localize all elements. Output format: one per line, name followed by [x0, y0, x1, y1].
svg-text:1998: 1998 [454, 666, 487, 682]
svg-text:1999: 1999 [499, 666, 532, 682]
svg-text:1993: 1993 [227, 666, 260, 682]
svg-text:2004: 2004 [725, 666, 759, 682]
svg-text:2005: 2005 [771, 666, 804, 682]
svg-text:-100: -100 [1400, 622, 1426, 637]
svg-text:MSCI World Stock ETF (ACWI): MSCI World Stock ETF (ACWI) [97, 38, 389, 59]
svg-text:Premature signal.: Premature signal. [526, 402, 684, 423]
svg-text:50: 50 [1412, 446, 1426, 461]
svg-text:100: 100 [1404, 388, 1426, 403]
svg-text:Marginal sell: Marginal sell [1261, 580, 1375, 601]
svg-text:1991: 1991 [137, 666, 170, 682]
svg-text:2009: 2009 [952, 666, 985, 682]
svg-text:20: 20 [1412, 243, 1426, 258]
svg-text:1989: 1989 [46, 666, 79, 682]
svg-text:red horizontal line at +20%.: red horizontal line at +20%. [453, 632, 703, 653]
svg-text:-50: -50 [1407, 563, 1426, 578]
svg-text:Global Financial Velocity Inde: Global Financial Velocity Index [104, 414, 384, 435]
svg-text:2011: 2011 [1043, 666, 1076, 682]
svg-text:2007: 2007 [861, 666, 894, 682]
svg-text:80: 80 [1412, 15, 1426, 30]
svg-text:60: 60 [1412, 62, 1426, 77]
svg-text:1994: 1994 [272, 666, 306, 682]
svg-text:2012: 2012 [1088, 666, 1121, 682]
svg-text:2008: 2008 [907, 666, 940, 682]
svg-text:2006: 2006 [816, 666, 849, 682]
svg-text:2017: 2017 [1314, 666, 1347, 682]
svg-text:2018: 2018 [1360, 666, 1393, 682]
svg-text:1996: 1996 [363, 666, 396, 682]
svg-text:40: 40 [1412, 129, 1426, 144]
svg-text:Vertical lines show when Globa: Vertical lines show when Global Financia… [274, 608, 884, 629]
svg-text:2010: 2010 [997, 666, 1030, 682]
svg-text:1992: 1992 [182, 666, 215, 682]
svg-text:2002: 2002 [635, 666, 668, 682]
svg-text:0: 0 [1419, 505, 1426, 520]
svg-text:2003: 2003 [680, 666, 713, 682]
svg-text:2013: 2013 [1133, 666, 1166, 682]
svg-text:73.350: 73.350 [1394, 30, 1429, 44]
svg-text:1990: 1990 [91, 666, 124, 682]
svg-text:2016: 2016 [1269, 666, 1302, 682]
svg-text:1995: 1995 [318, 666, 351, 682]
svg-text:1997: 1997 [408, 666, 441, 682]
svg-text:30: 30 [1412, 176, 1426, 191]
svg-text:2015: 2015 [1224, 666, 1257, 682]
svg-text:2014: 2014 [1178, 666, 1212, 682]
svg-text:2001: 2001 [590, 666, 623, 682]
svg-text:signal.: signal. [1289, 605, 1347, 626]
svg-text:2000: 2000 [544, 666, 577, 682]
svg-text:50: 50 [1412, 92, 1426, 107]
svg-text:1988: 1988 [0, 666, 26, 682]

_ _ _

*What to produce*
Copy the lines above word for word, beginning with the very first one and continuing through the line that contains "svg-text:1992: 1992 [182, 666, 215, 682]", with both of those lines included.

*Answer below*
localize all elements. Output format: one per line, name followed by [x0, y0, x1, y1].
svg-text:1998: 1998 [454, 666, 487, 682]
svg-text:1999: 1999 [499, 666, 532, 682]
svg-text:1993: 1993 [227, 666, 260, 682]
svg-text:2004: 2004 [725, 666, 759, 682]
svg-text:2005: 2005 [771, 666, 804, 682]
svg-text:-100: -100 [1400, 622, 1426, 637]
svg-text:MSCI World Stock ETF (ACWI): MSCI World Stock ETF (ACWI) [97, 38, 389, 59]
svg-text:Premature signal.: Premature signal. [526, 402, 684, 423]
svg-text:50: 50 [1412, 446, 1426, 461]
svg-text:100: 100 [1404, 388, 1426, 403]
svg-text:Marginal sell: Marginal sell [1261, 580, 1375, 601]
svg-text:1991: 1991 [137, 666, 170, 682]
svg-text:2009: 2009 [952, 666, 985, 682]
svg-text:20: 20 [1412, 243, 1426, 258]
svg-text:1989: 1989 [46, 666, 79, 682]
svg-text:red horizontal line at +20%.: red horizontal line at +20%. [453, 632, 703, 653]
svg-text:-50: -50 [1407, 563, 1426, 578]
svg-text:Global Financial Velocity Inde: Global Financial Velocity Index [104, 414, 384, 435]
svg-text:2011: 2011 [1043, 666, 1076, 682]
svg-text:2007: 2007 [861, 666, 894, 682]
svg-text:80: 80 [1412, 15, 1426, 30]
svg-text:60: 60 [1412, 62, 1426, 77]
svg-text:1994: 1994 [272, 666, 306, 682]
svg-text:2012: 2012 [1088, 666, 1121, 682]
svg-text:2008: 2008 [907, 666, 940, 682]
svg-text:2006: 2006 [816, 666, 849, 682]
svg-text:2017: 2017 [1314, 666, 1347, 682]
svg-text:2018: 2018 [1360, 666, 1393, 682]
svg-text:1996: 1996 [363, 666, 396, 682]
svg-text:40: 40 [1412, 129, 1426, 144]
svg-text:Vertical lines show when Globa: Vertical lines show when Global Financia… [274, 608, 884, 629]
svg-text:2010: 2010 [997, 666, 1030, 682]
svg-text:1992: 1992 [182, 666, 215, 682]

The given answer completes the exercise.